* _Instructions to follow_: Transcribe all the entries word for word, skipping the pictures.

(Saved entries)

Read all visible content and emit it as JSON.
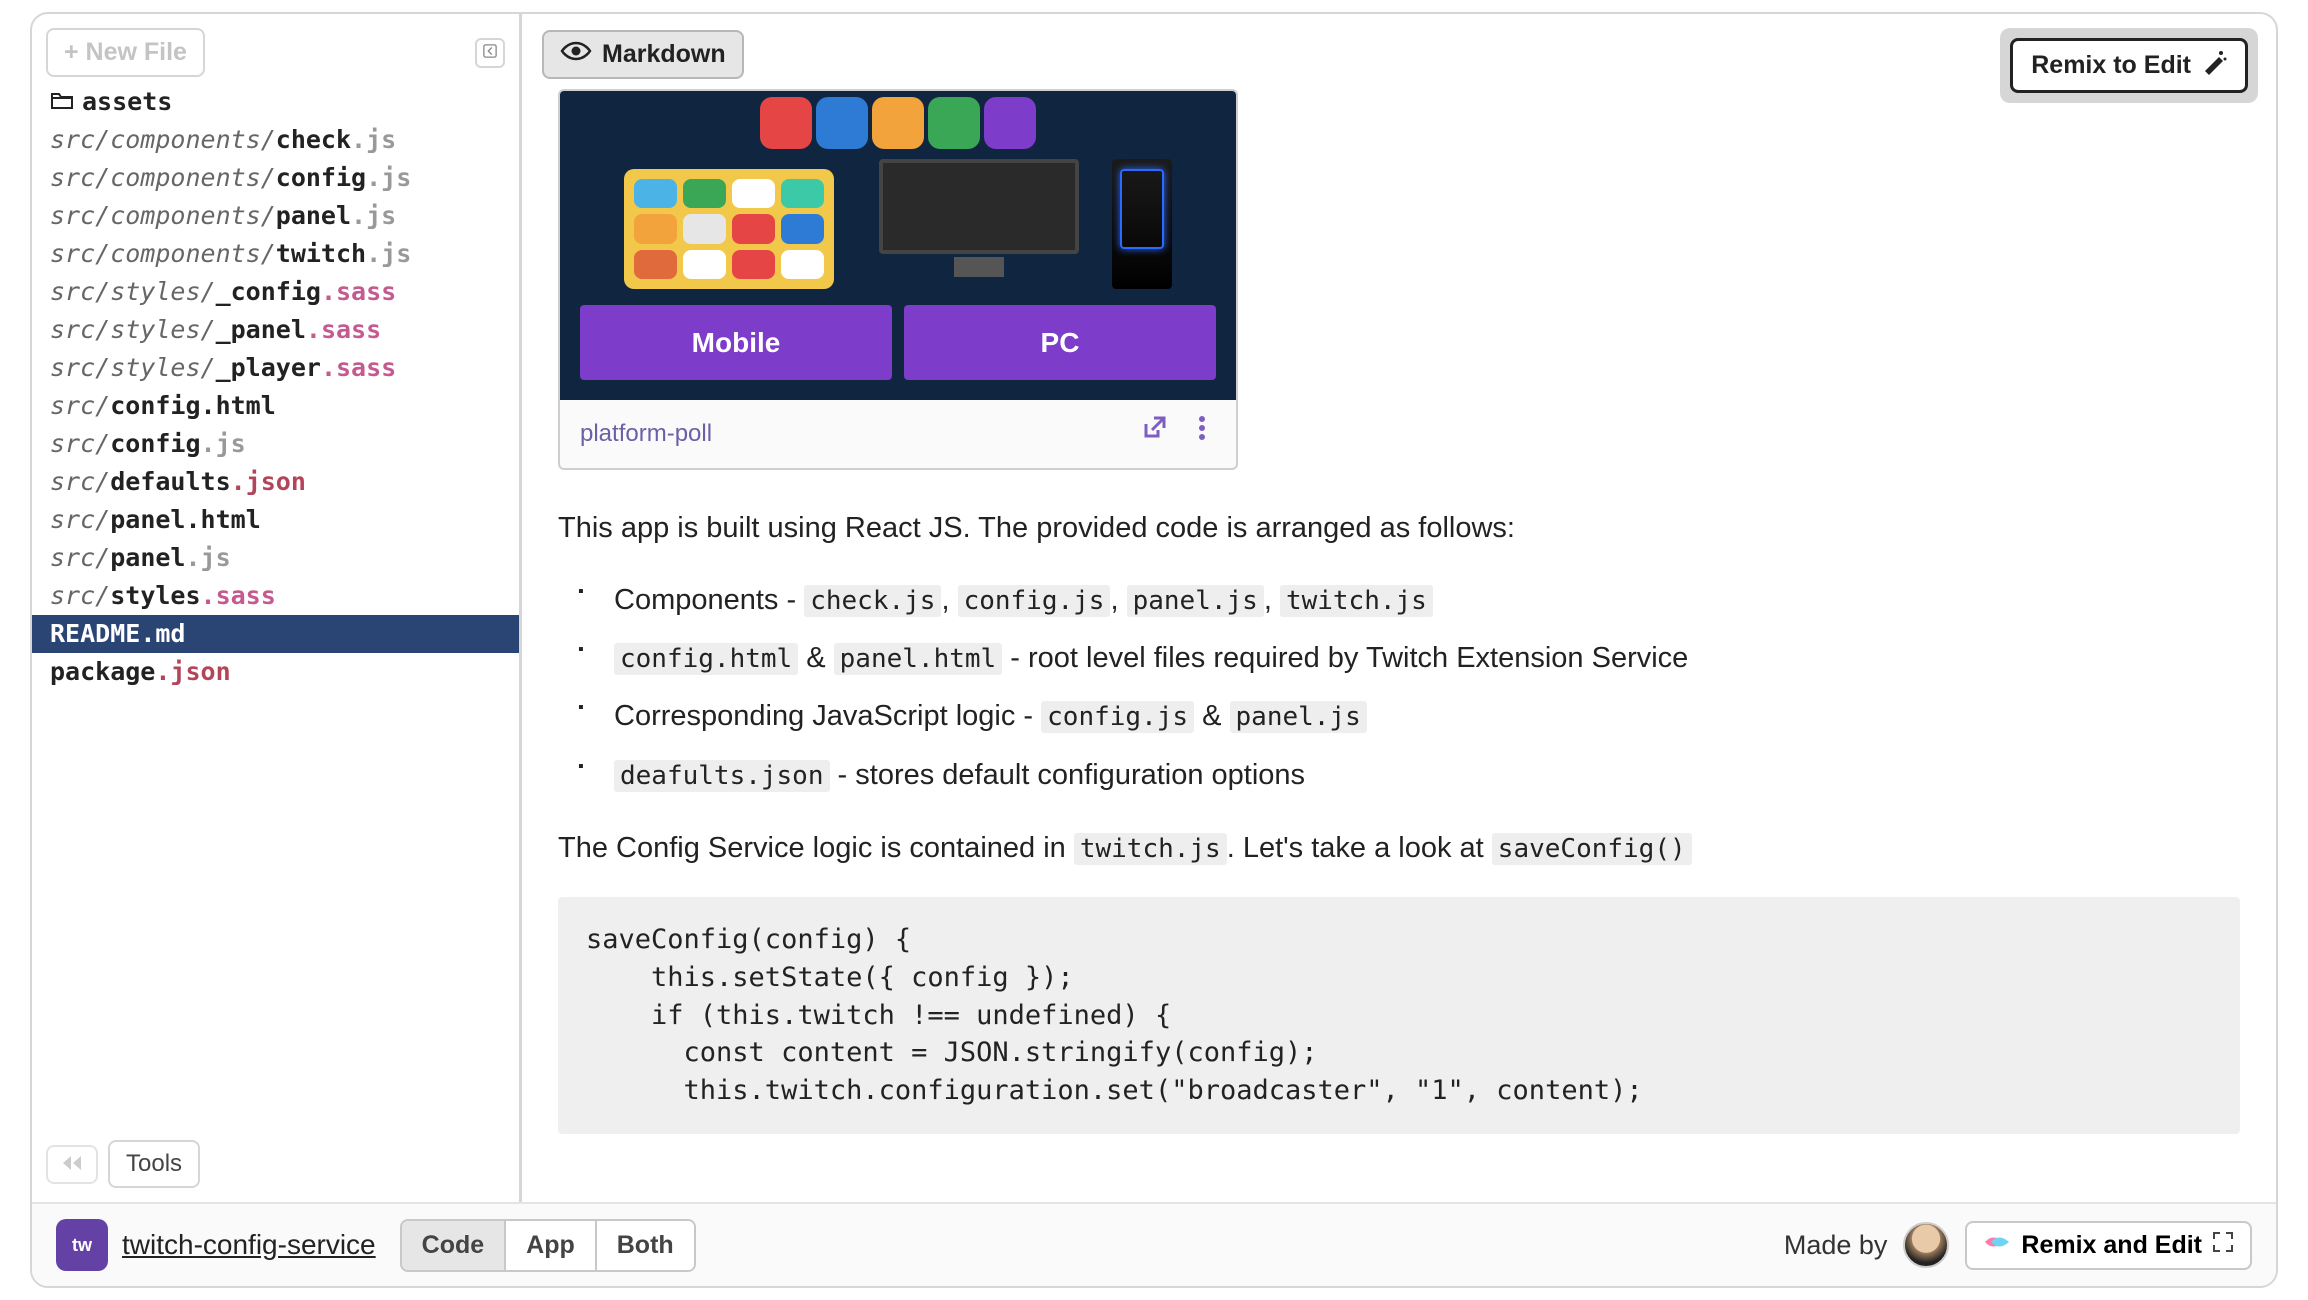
{
  "sidebar": {
    "new_file_label": "+ New File",
    "tools_label": "Tools",
    "folder": {
      "name": "assets"
    },
    "files": [
      {
        "path": "src/components/",
        "name": "check",
        "ext": ".js",
        "extClass": "ext-js"
      },
      {
        "path": "src/components/",
        "name": "config",
        "ext": ".js",
        "extClass": "ext-js"
      },
      {
        "path": "src/components/",
        "name": "panel",
        "ext": ".js",
        "extClass": "ext-js"
      },
      {
        "path": "src/components/",
        "name": "twitch",
        "ext": ".js",
        "extClass": "ext-js"
      },
      {
        "path": "src/styles/",
        "name": "_config",
        "ext": ".sass",
        "extClass": "ext-sass"
      },
      {
        "path": "src/styles/",
        "name": "_panel",
        "ext": ".sass",
        "extClass": "ext-sass"
      },
      {
        "path": "src/styles/",
        "name": "_player",
        "ext": ".sass",
        "extClass": "ext-sass"
      },
      {
        "path": "src/",
        "name": "config",
        "ext": ".html",
        "extClass": "ext-html"
      },
      {
        "path": "src/",
        "name": "config",
        "ext": ".js",
        "extClass": "ext-js"
      },
      {
        "path": "src/",
        "name": "defaults",
        "ext": ".json",
        "extClass": "ext-json"
      },
      {
        "path": "src/",
        "name": "panel",
        "ext": ".html",
        "extClass": "ext-html"
      },
      {
        "path": "src/",
        "name": "panel",
        "ext": ".js",
        "extClass": "ext-js"
      },
      {
        "path": "src/",
        "name": "styles",
        "ext": ".sass",
        "extClass": "ext-sass"
      },
      {
        "path": "",
        "name": "README",
        "ext": ".md",
        "extClass": "ext-md",
        "active": true
      },
      {
        "path": "",
        "name": "package",
        "ext": ".json",
        "extClass": "ext-json"
      }
    ]
  },
  "header": {
    "markdown_label": "Markdown",
    "remix_label": "Remix to Edit"
  },
  "poll": {
    "mobile_label": "Mobile",
    "pc_label": "PC",
    "footer_label": "platform-poll"
  },
  "doc": {
    "p1": "This app is built using React JS. The provided code is arranged as follows:",
    "li1_pre": "Components - ",
    "li1_codes": [
      "check.js",
      "config.js",
      "panel.js",
      "twitch.js"
    ],
    "li2_codes": [
      "config.html",
      "panel.html"
    ],
    "li2_mid": " & ",
    "li2_post": " - root level files required by Twitch Extension Service",
    "li3_pre": "Corresponding JavaScript logic - ",
    "li3_codes": [
      "config.js",
      "panel.js"
    ],
    "li3_mid": " & ",
    "li4_code": "deafults.json",
    "li4_post": " - stores default configuration options",
    "p2_pre": "The Config Service logic is contained in ",
    "p2_code1": "twitch.js",
    "p2_mid": ". Let's take a look at ",
    "p2_code2": "saveConfig()",
    "code_block": "saveConfig(config) {\n    this.setState({ config });\n    if (this.twitch !== undefined) {\n      const content = JSON.stringify(config);\n      this.twitch.configuration.set(\"broadcaster\", \"1\", content);"
  },
  "footer": {
    "project_name": "twitch-config-service",
    "tabs": [
      "Code",
      "App",
      "Both"
    ],
    "active_tab": "Code",
    "made_by": "Made by",
    "remix_edit": "Remix and Edit"
  },
  "colors": {
    "accent": "#7d3cc9",
    "active_file": "#2a4473"
  }
}
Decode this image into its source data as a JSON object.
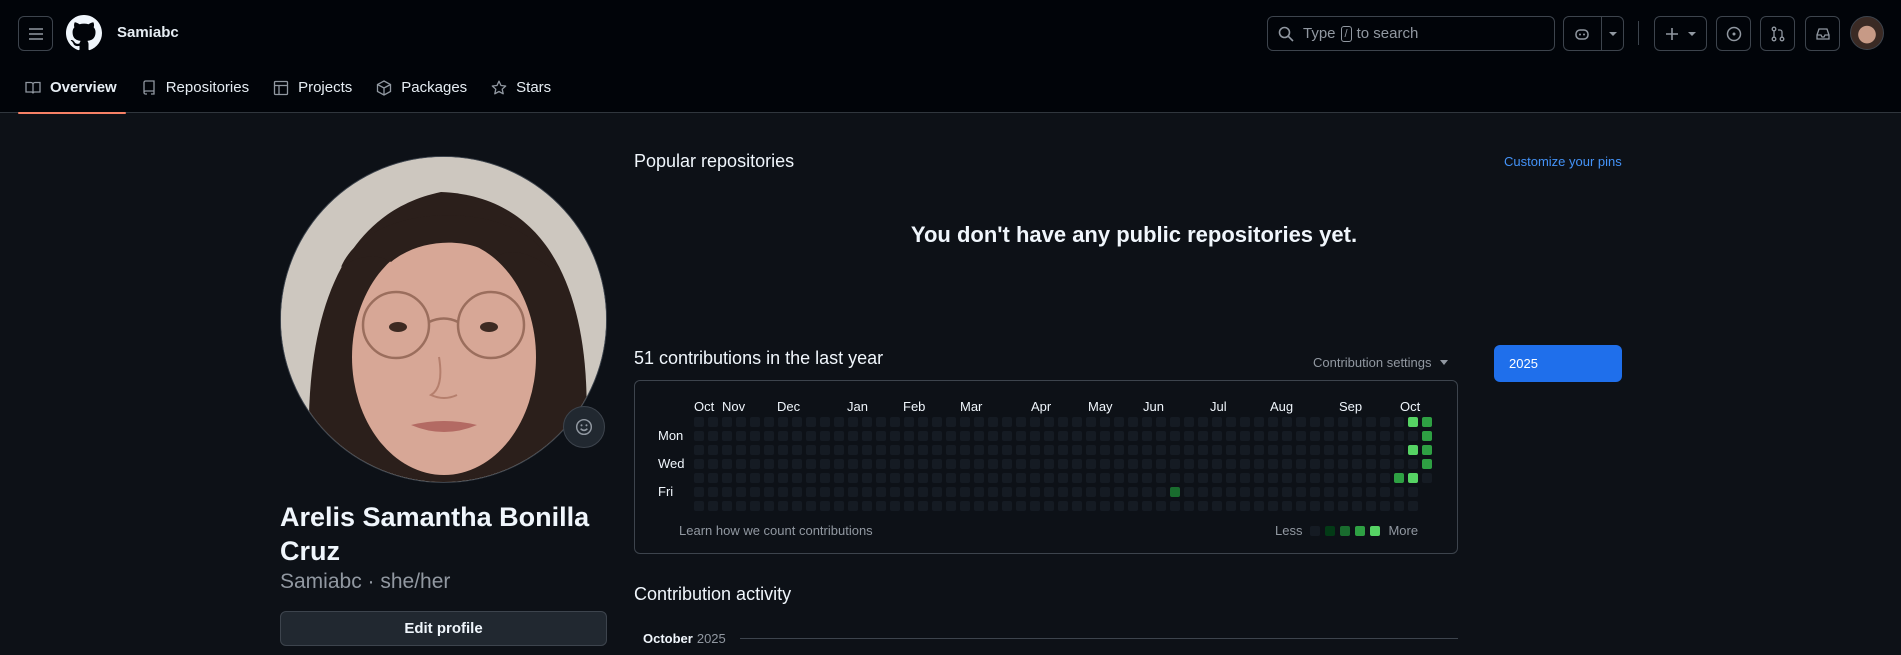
{
  "header": {
    "username": "Samiabc",
    "search_prefix": "Type",
    "search_key": "/",
    "search_suffix": "to search",
    "icons": [
      "hamburger-icon",
      "github-logo",
      "search-icon",
      "copilot-icon",
      "plus-icon",
      "issue-icon",
      "pull-request-icon",
      "inbox-icon"
    ]
  },
  "tabs": [
    {
      "label": "Overview",
      "icon": "book-icon",
      "active": true
    },
    {
      "label": "Repositories",
      "icon": "repo-icon",
      "active": false
    },
    {
      "label": "Projects",
      "icon": "table-icon",
      "active": false
    },
    {
      "label": "Packages",
      "icon": "package-icon",
      "active": false
    },
    {
      "label": "Stars",
      "icon": "star-icon",
      "active": false
    }
  ],
  "profile": {
    "full_name": "Arelis Samantha Bonilla Cruz",
    "handle": "Samiabc · she/her",
    "edit_label": "Edit profile"
  },
  "popular": {
    "title": "Popular repositories",
    "customize_label": "Customize your pins",
    "empty_message": "You don't have any public repositories yet."
  },
  "contributions": {
    "title": "51 contributions in the last year",
    "settings_label": "Contribution settings",
    "year_label": "2025",
    "months": [
      "Oct",
      "Nov",
      "Dec",
      "Jan",
      "Feb",
      "Mar",
      "Apr",
      "May",
      "Jun",
      "Jul",
      "Aug",
      "Sep",
      "Oct"
    ],
    "weekdays": [
      "Mon",
      "Wed",
      "Fri"
    ],
    "learn_label": "Learn how we count contributions",
    "legend_less": "Less",
    "legend_more": "More",
    "level_colors": [
      "#151b23",
      "#033a16",
      "#196c2e",
      "#2ea043",
      "#56d364"
    ]
  },
  "activity": {
    "title": "Contribution activity",
    "month": "October",
    "year": "2025"
  }
}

* _Solution for this problem_:
Read all visible content and emit it as JSON.
{
  "sidebar": {
    "new_file_label": "+ New File",
    "tools_label": "Tools",
    "folder": {
      "name": "assets"
    },
    "files": [
      {
        "path": "src/components/",
        "name": "check",
        "ext": ".js",
        "extClass": "ext-js"
      },
      {
        "path": "src/components/",
        "name": "config",
        "ext": ".js",
        "extClass": "ext-js"
      },
      {
        "path": "src/components/",
        "name": "panel",
        "ext": ".js",
        "extClass": "ext-js"
      },
      {
        "path": "src/components/",
        "name": "twitch",
        "ext": ".js",
        "extClass": "ext-js"
      },
      {
        "path": "src/styles/",
        "name": "_config",
        "ext": ".sass",
        "extClass": "ext-sass"
      },
      {
        "path": "src/styles/",
        "name": "_panel",
        "ext": ".sass",
        "extClass": "ext-sass"
      },
      {
        "path": "src/styles/",
        "name": "_player",
        "ext": ".sass",
        "extClass": "ext-sass"
      },
      {
        "path": "src/",
        "name": "config",
        "ext": ".html",
        "extClass": "ext-html"
      },
      {
        "path": "src/",
        "name": "config",
        "ext": ".js",
        "extClass": "ext-js"
      },
      {
        "path": "src/",
        "name": "defaults",
        "ext": ".json",
        "extClass": "ext-json"
      },
      {
        "path": "src/",
        "name": "panel",
        "ext": ".html",
        "extClass": "ext-html"
      },
      {
        "path": "src/",
        "name": "panel",
        "ext": ".js",
        "extClass": "ext-js"
      },
      {
        "path": "src/",
        "name": "styles",
        "ext": ".sass",
        "extClass": "ext-sass"
      },
      {
        "path": "",
        "name": "README",
        "ext": ".md",
        "extClass": "ext-md",
        "active": true
      },
      {
        "path": "",
        "name": "package",
        "ext": ".json",
        "extClass": "ext-json"
      }
    ]
  },
  "header": {
    "markdown_label": "Markdown",
    "remix_label": "Remix to Edit"
  },
  "poll": {
    "mobile_label": "Mobile",
    "pc_label": "PC",
    "footer_label": "platform-poll"
  },
  "doc": {
    "p1": "This app is built using React JS. The provided code is arranged as follows:",
    "li1_pre": "Components - ",
    "li1_codes": [
      "check.js",
      "config.js",
      "panel.js",
      "twitch.js"
    ],
    "li2_codes": [
      "config.html",
      "panel.html"
    ],
    "li2_mid": " & ",
    "li2_post": " - root level files required by Twitch Extension Service",
    "li3_pre": "Corresponding JavaScript logic - ",
    "li3_codes": [
      "config.js",
      "panel.js"
    ],
    "li3_mid": " & ",
    "li4_code": "deafults.json",
    "li4_post": " - stores default configuration options",
    "p2_pre": "The Config Service logic is contained in ",
    "p2_code1": "twitch.js",
    "p2_mid": ". Let's take a look at ",
    "p2_code2": "saveConfig()",
    "code_block": "saveConfig(config) {\n    this.setState({ config });\n    if (this.twitch !== undefined) {\n      const content = JSON.stringify(config);\n      this.twitch.configuration.set(\"broadcaster\", \"1\", content);"
  },
  "footer": {
    "project_name": "twitch-config-service",
    "tabs": [
      "Code",
      "App",
      "Both"
    ],
    "active_tab": "Code",
    "made_by": "Made by",
    "remix_edit": "Remix and Edit"
  },
  "colors": {
    "accent": "#7d3cc9",
    "active_file": "#2a4473"
  }
}
Decode this image into its source data as a JSON object.
{
  "header": {
    "username": "Samiabc",
    "search_prefix": "Type",
    "search_key": "/",
    "search_suffix": "to search",
    "icons": [
      "hamburger-icon",
      "github-logo",
      "search-icon",
      "copilot-icon",
      "plus-icon",
      "issue-icon",
      "pull-request-icon",
      "inbox-icon"
    ]
  },
  "tabs": [
    {
      "label": "Overview",
      "icon": "book-icon",
      "active": true
    },
    {
      "label": "Repositories",
      "icon": "repo-icon",
      "active": false
    },
    {
      "label": "Projects",
      "icon": "table-icon",
      "active": false
    },
    {
      "label": "Packages",
      "icon": "package-icon",
      "active": false
    },
    {
      "label": "Stars",
      "icon": "star-icon",
      "active": false
    }
  ],
  "profile": {
    "full_name": "Arelis Samantha Bonilla Cruz",
    "handle": "Samiabc · she/her",
    "edit_label": "Edit profile"
  },
  "popular": {
    "title": "Popular repositories",
    "customize_label": "Customize your pins",
    "empty_message": "You don't have any public repositories yet."
  },
  "contributions": {
    "title": "51 contributions in the last year",
    "settings_label": "Contribution settings",
    "year_label": "2025",
    "months": [
      "Oct",
      "Nov",
      "Dec",
      "Jan",
      "Feb",
      "Mar",
      "Apr",
      "May",
      "Jun",
      "Jul",
      "Aug",
      "Sep",
      "Oct"
    ],
    "weekdays": [
      "Mon",
      "Wed",
      "Fri"
    ],
    "learn_label": "Learn how we count contributions",
    "legend_less": "Less",
    "legend_more": "More",
    "level_colors": [
      "#151b23",
      "#033a16",
      "#196c2e",
      "#2ea043",
      "#56d364"
    ]
  },
  "activity": {
    "title": "Contribution activity",
    "month": "October",
    "year": "2025"
  }
}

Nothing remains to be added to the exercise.